Start Listed records
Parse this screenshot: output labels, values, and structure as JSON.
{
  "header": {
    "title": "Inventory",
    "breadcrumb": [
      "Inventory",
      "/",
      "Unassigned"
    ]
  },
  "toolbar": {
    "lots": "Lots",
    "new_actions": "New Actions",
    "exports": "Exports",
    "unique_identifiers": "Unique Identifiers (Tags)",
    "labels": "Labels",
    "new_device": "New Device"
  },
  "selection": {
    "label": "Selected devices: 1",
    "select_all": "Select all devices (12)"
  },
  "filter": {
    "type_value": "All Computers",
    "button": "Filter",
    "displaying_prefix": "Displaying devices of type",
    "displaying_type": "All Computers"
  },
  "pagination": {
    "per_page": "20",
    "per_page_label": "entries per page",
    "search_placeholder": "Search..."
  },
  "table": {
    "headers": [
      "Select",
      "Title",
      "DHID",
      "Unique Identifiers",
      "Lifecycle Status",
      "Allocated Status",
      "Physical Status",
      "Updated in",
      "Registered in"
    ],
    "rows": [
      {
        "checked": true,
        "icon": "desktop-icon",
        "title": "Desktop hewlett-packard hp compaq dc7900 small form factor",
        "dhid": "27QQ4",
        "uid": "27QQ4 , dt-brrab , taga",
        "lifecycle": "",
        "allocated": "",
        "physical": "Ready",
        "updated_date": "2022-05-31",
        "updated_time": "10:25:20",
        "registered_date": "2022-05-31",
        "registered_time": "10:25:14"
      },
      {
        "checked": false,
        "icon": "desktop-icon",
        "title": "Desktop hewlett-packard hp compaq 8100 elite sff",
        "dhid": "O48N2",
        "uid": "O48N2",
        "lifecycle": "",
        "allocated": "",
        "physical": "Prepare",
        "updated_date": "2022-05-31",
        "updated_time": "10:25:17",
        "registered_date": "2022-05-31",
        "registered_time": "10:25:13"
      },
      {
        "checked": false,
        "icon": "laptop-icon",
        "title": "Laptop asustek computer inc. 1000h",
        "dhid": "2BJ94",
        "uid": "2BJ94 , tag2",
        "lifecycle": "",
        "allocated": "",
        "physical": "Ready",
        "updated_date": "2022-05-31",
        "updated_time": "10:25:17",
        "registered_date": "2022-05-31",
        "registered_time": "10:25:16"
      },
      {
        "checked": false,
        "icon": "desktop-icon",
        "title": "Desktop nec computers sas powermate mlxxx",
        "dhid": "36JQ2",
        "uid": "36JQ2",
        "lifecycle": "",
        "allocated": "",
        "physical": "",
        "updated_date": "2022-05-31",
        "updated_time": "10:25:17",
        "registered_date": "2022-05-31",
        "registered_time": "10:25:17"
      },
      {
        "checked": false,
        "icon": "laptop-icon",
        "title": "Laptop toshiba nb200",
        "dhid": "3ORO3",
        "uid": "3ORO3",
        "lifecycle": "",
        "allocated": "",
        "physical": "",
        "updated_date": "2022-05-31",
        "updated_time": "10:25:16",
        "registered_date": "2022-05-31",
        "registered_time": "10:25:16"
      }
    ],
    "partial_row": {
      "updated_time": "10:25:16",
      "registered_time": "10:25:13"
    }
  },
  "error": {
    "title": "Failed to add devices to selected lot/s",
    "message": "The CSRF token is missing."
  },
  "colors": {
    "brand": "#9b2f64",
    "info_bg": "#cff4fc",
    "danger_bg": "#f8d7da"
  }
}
End Listed records
Count up every line above that has the word "Identifiers" in it; answer with the number alone.

_Response below_: 2